* [Data shown]:
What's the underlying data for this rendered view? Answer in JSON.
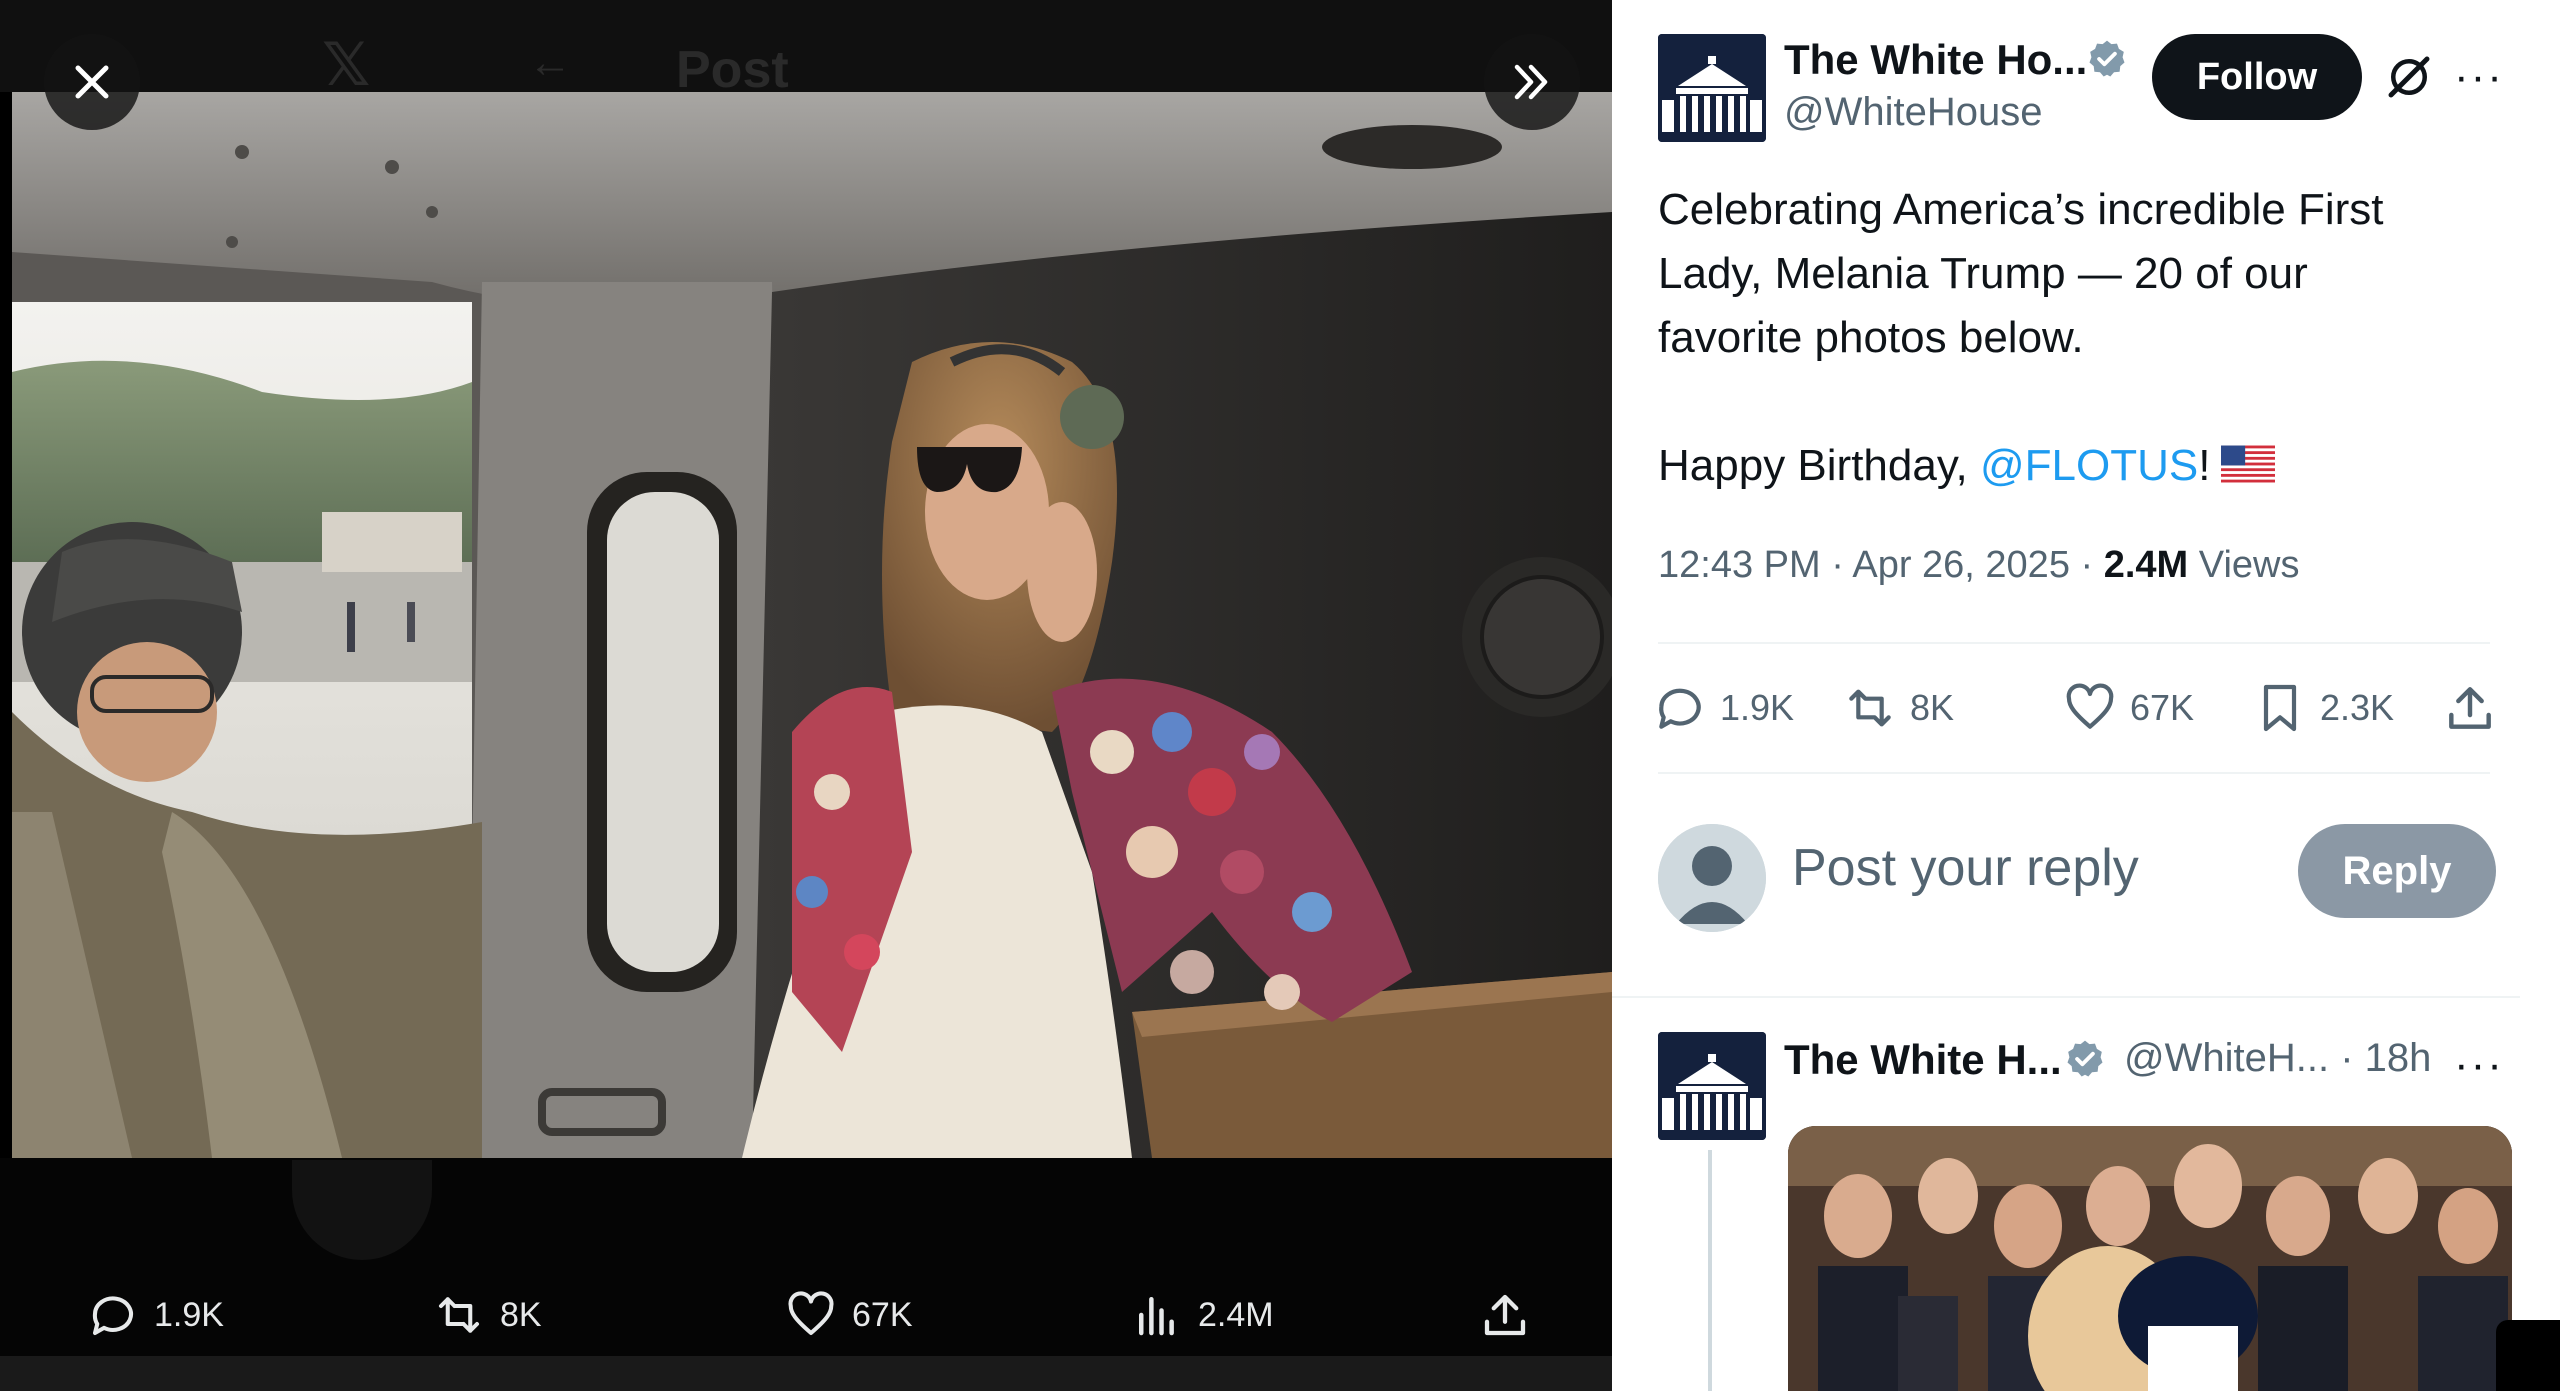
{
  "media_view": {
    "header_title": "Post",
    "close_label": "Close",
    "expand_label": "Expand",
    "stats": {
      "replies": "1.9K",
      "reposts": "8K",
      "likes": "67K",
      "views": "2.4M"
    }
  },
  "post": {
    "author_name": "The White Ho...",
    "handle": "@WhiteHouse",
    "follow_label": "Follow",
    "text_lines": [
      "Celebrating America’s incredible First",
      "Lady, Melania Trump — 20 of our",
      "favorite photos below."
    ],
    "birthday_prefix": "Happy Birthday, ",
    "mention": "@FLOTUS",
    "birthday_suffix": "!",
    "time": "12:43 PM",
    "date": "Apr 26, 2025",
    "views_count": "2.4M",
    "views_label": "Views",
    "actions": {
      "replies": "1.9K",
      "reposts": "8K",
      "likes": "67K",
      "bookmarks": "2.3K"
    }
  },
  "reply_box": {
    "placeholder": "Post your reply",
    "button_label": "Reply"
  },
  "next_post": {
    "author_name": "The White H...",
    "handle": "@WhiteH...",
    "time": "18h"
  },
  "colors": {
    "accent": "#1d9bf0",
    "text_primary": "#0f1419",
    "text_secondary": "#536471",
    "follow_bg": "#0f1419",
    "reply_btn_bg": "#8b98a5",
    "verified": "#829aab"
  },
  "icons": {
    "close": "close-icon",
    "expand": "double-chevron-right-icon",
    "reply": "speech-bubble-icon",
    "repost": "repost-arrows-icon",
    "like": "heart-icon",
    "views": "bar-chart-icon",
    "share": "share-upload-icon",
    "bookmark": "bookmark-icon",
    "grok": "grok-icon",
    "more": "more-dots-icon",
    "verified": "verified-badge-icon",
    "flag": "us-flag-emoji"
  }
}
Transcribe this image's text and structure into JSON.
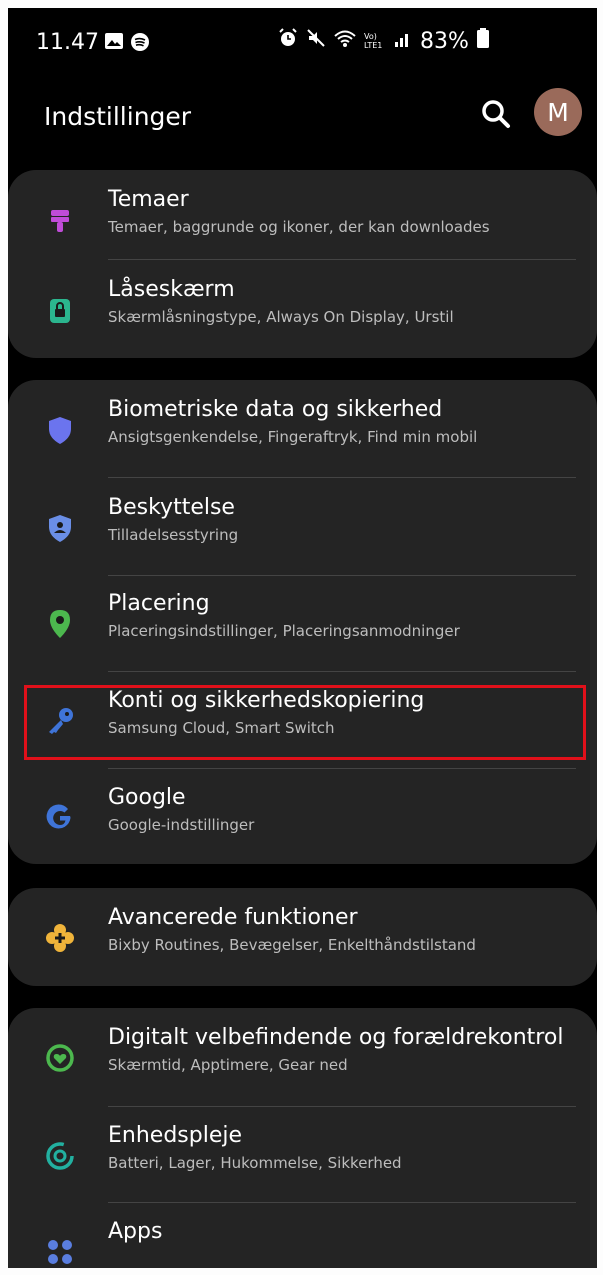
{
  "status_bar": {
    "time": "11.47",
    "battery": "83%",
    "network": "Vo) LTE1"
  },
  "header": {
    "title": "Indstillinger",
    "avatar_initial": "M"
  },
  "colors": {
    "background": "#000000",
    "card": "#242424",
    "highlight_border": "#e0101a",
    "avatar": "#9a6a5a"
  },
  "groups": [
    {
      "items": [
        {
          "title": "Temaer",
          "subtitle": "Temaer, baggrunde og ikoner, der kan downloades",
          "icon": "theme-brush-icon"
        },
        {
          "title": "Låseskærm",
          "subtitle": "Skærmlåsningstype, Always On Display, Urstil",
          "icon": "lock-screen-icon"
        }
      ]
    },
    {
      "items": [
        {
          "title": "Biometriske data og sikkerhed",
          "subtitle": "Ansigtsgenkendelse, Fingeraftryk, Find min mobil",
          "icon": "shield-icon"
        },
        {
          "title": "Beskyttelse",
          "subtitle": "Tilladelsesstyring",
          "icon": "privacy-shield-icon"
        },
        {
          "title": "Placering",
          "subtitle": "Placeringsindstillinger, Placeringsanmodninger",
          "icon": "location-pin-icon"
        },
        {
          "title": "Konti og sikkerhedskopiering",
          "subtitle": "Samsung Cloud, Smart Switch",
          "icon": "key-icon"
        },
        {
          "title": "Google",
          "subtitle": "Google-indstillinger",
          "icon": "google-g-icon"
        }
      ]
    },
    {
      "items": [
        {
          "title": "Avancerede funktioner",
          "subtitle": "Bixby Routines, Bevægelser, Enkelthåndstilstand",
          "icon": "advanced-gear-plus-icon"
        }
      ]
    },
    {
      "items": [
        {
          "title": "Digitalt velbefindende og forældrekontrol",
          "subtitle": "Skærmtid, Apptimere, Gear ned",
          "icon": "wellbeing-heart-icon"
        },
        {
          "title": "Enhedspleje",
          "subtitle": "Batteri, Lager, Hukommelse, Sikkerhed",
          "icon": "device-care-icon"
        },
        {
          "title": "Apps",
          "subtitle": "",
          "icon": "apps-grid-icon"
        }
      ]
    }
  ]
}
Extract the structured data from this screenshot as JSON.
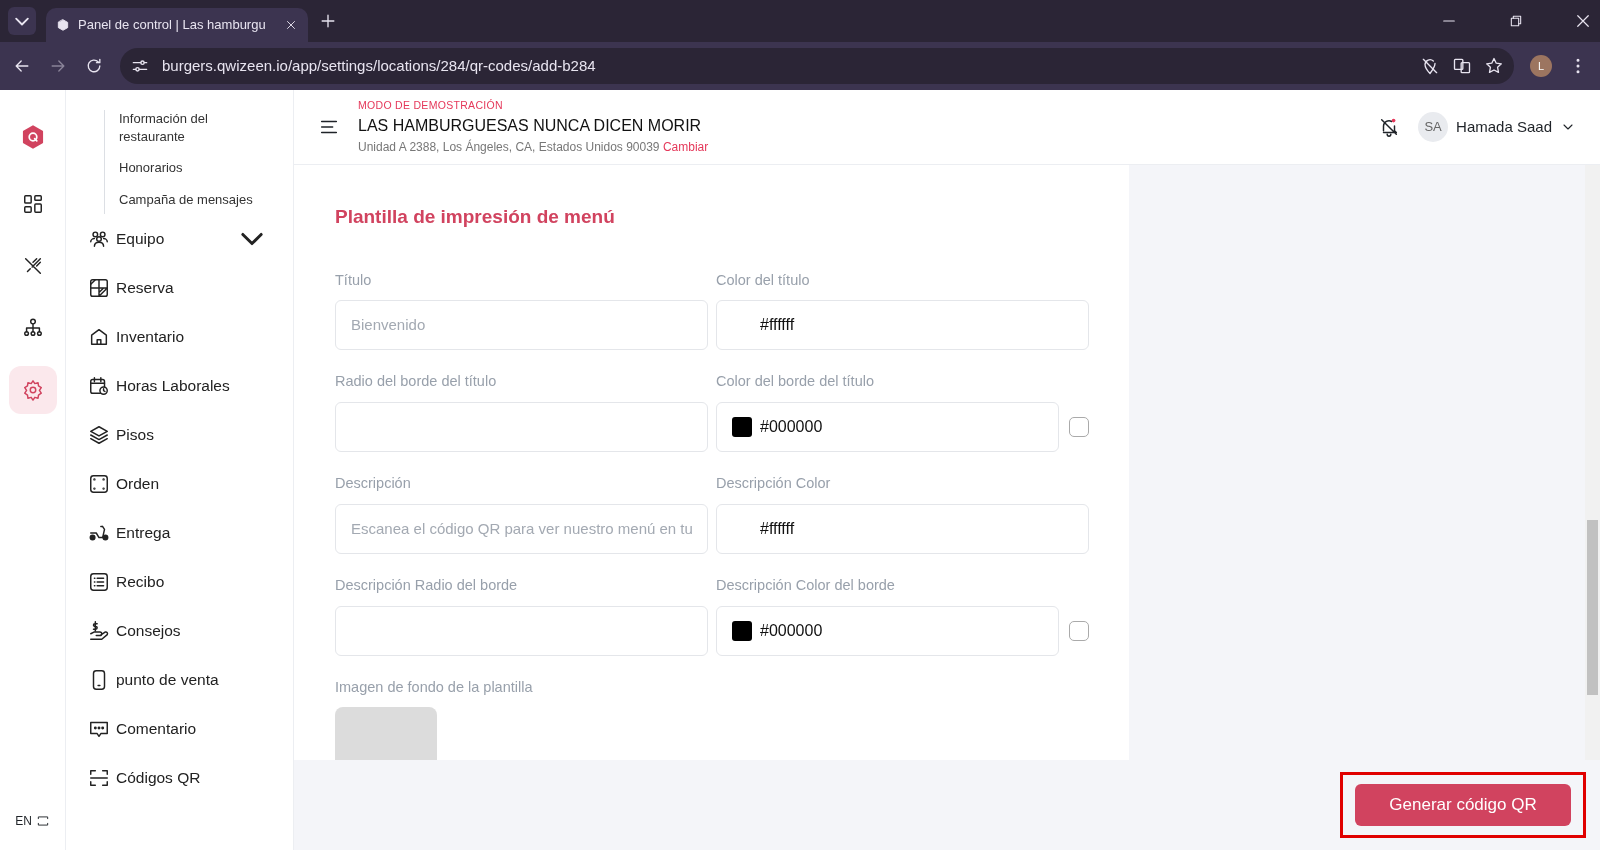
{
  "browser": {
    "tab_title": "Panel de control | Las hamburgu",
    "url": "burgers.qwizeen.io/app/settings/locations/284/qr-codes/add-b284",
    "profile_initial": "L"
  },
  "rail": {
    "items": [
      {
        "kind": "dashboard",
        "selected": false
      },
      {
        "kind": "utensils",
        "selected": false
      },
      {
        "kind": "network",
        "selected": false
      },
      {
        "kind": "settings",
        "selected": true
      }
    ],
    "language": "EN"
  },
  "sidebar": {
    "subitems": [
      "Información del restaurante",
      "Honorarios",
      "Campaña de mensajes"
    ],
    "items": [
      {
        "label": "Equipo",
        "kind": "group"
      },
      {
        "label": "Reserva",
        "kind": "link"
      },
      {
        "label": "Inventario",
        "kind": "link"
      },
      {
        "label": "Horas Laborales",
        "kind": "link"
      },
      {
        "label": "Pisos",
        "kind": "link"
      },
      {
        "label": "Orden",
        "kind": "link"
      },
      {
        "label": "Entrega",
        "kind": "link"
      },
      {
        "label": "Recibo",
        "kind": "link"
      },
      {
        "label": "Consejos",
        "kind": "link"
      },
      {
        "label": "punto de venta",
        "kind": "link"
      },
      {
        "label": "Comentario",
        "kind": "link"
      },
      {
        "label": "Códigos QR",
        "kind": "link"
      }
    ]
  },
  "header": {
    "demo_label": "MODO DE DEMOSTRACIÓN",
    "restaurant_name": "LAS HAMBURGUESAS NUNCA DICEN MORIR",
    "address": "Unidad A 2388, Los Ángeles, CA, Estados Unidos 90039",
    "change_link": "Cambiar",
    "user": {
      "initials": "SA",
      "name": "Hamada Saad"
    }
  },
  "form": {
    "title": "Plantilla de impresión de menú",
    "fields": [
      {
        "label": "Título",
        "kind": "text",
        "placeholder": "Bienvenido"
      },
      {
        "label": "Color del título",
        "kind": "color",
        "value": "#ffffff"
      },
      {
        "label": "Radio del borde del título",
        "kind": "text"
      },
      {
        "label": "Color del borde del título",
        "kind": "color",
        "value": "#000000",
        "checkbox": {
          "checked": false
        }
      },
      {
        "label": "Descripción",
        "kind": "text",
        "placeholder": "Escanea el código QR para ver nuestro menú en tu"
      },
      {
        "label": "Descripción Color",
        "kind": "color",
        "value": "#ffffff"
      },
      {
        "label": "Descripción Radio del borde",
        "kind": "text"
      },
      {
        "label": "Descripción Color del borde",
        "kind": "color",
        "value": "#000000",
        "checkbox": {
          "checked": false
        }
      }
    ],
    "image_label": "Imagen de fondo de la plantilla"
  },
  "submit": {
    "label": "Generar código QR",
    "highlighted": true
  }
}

* [What is asked]: All of the lines above should be printed exactly, minus the pictures.

* [Final answer]:
What's the underlying data for this rendered view? Answer in JSON.
{
  "media_view": {
    "header_title": "Post",
    "close_label": "Close",
    "expand_label": "Expand",
    "stats": {
      "replies": "1.9K",
      "reposts": "8K",
      "likes": "67K",
      "views": "2.4M"
    }
  },
  "post": {
    "author_name": "The White Ho...",
    "handle": "@WhiteHouse",
    "follow_label": "Follow",
    "text_lines": [
      "Celebrating America’s incredible First",
      "Lady, Melania Trump — 20 of our",
      "favorite photos below."
    ],
    "birthday_prefix": "Happy Birthday, ",
    "mention": "@FLOTUS",
    "birthday_suffix": "!",
    "time": "12:43 PM",
    "date": "Apr 26, 2025",
    "views_count": "2.4M",
    "views_label": "Views",
    "actions": {
      "replies": "1.9K",
      "reposts": "8K",
      "likes": "67K",
      "bookmarks": "2.3K"
    }
  },
  "reply_box": {
    "placeholder": "Post your reply",
    "button_label": "Reply"
  },
  "next_post": {
    "author_name": "The White H...",
    "handle": "@WhiteH...",
    "time": "18h"
  },
  "colors": {
    "accent": "#1d9bf0",
    "text_primary": "#0f1419",
    "text_secondary": "#536471",
    "follow_bg": "#0f1419",
    "reply_btn_bg": "#8b98a5",
    "verified": "#829aab"
  },
  "icons": {
    "close": "close-icon",
    "expand": "double-chevron-right-icon",
    "reply": "speech-bubble-icon",
    "repost": "repost-arrows-icon",
    "like": "heart-icon",
    "views": "bar-chart-icon",
    "share": "share-upload-icon",
    "bookmark": "bookmark-icon",
    "grok": "grok-icon",
    "more": "more-dots-icon",
    "verified": "verified-badge-icon",
    "flag": "us-flag-emoji"
  }
}
Transcribe this image's text and structure into JSON.
{
  "status_bar": {
    "time": "11.47",
    "battery": "83%",
    "network": "Vo) LTE1"
  },
  "header": {
    "title": "Indstillinger",
    "avatar_initial": "M"
  },
  "colors": {
    "background": "#000000",
    "card": "#242424",
    "highlight_border": "#e0101a",
    "avatar": "#9a6a5a"
  },
  "groups": [
    {
      "items": [
        {
          "title": "Temaer",
          "subtitle": "Temaer, baggrunde og ikoner, der kan downloades",
          "icon": "theme-brush-icon"
        },
        {
          "title": "Låseskærm",
          "subtitle": "Skærmlåsningstype, Always On Display, Urstil",
          "icon": "lock-screen-icon"
        }
      ]
    },
    {
      "items": [
        {
          "title": "Biometriske data og sikkerhed",
          "subtitle": "Ansigtsgenkendelse, Fingeraftryk, Find min mobil",
          "icon": "shield-icon"
        },
        {
          "title": "Beskyttelse",
          "subtitle": "Tilladelsesstyring",
          "icon": "privacy-shield-icon"
        },
        {
          "title": "Placering",
          "subtitle": "Placeringsindstillinger, Placeringsanmodninger",
          "icon": "location-pin-icon"
        },
        {
          "title": "Konti og sikkerhedskopiering",
          "subtitle": "Samsung Cloud, Smart Switch",
          "icon": "key-icon"
        },
        {
          "title": "Google",
          "subtitle": "Google-indstillinger",
          "icon": "google-g-icon"
        }
      ]
    },
    {
      "items": [
        {
          "title": "Avancerede funktioner",
          "subtitle": "Bixby Routines, Bevægelser, Enkelthåndstilstand",
          "icon": "advanced-gear-plus-icon"
        }
      ]
    },
    {
      "items": [
        {
          "title": "Digitalt velbefindende og forældrekontrol",
          "subtitle": "Skærmtid, Apptimere, Gear ned",
          "icon": "wellbeing-heart-icon"
        },
        {
          "title": "Enhedspleje",
          "subtitle": "Batteri, Lager, Hukommelse, Sikkerhed",
          "icon": "device-care-icon"
        },
        {
          "title": "Apps",
          "subtitle": "",
          "icon": "apps-grid-icon"
        }
      ]
    }
  ]
}
Extract the structured data from this screenshot as JSON.
{
  "browser": {
    "tab_title": "Panel de control | Las hamburgu",
    "url": "burgers.qwizeen.io/app/settings/locations/284/qr-codes/add-b284",
    "profile_initial": "L"
  },
  "rail": {
    "items": [
      {
        "kind": "dashboard",
        "selected": false
      },
      {
        "kind": "utensils",
        "selected": false
      },
      {
        "kind": "network",
        "selected": false
      },
      {
        "kind": "settings",
        "selected": true
      }
    ],
    "language": "EN"
  },
  "sidebar": {
    "subitems": [
      "Información del restaurante",
      "Honorarios",
      "Campaña de mensajes"
    ],
    "items": [
      {
        "label": "Equipo",
        "kind": "group"
      },
      {
        "label": "Reserva",
        "kind": "link"
      },
      {
        "label": "Inventario",
        "kind": "link"
      },
      {
        "label": "Horas Laborales",
        "kind": "link"
      },
      {
        "label": "Pisos",
        "kind": "link"
      },
      {
        "label": "Orden",
        "kind": "link"
      },
      {
        "label": "Entrega",
        "kind": "link"
      },
      {
        "label": "Recibo",
        "kind": "link"
      },
      {
        "label": "Consejos",
        "kind": "link"
      },
      {
        "label": "punto de venta",
        "kind": "link"
      },
      {
        "label": "Comentario",
        "kind": "link"
      },
      {
        "label": "Códigos QR",
        "kind": "link"
      }
    ]
  },
  "header": {
    "demo_label": "MODO DE DEMOSTRACIÓN",
    "restaurant_name": "LAS HAMBURGUESAS NUNCA DICEN MORIR",
    "address": "Unidad A 2388, Los Ángeles, CA, Estados Unidos 90039",
    "change_link": "Cambiar",
    "user": {
      "initials": "SA",
      "name": "Hamada Saad"
    }
  },
  "form": {
    "title": "Plantilla de impresión de menú",
    "fields": [
      {
        "label": "Título",
        "kind": "text",
        "placeholder": "Bienvenido"
      },
      {
        "label": "Color del título",
        "kind": "color",
        "value": "#ffffff"
      },
      {
        "label": "Radio del borde del título",
        "kind": "text"
      },
      {
        "label": "Color del borde del título",
        "kind": "color",
        "value": "#000000",
        "checkbox": {
          "checked": false
        }
      },
      {
        "label": "Descripción",
        "kind": "text",
        "placeholder": "Escanea el código QR para ver nuestro menú en tu"
      },
      {
        "label": "Descripción Color",
        "kind": "color",
        "value": "#ffffff"
      },
      {
        "label": "Descripción Radio del borde",
        "kind": "text"
      },
      {
        "label": "Descripción Color del borde",
        "kind": "color",
        "value": "#000000",
        "checkbox": {
          "checked": false
        }
      }
    ],
    "image_label": "Imagen de fondo de la plantilla"
  },
  "submit": {
    "label": "Generar código QR",
    "highlighted": true
  }
}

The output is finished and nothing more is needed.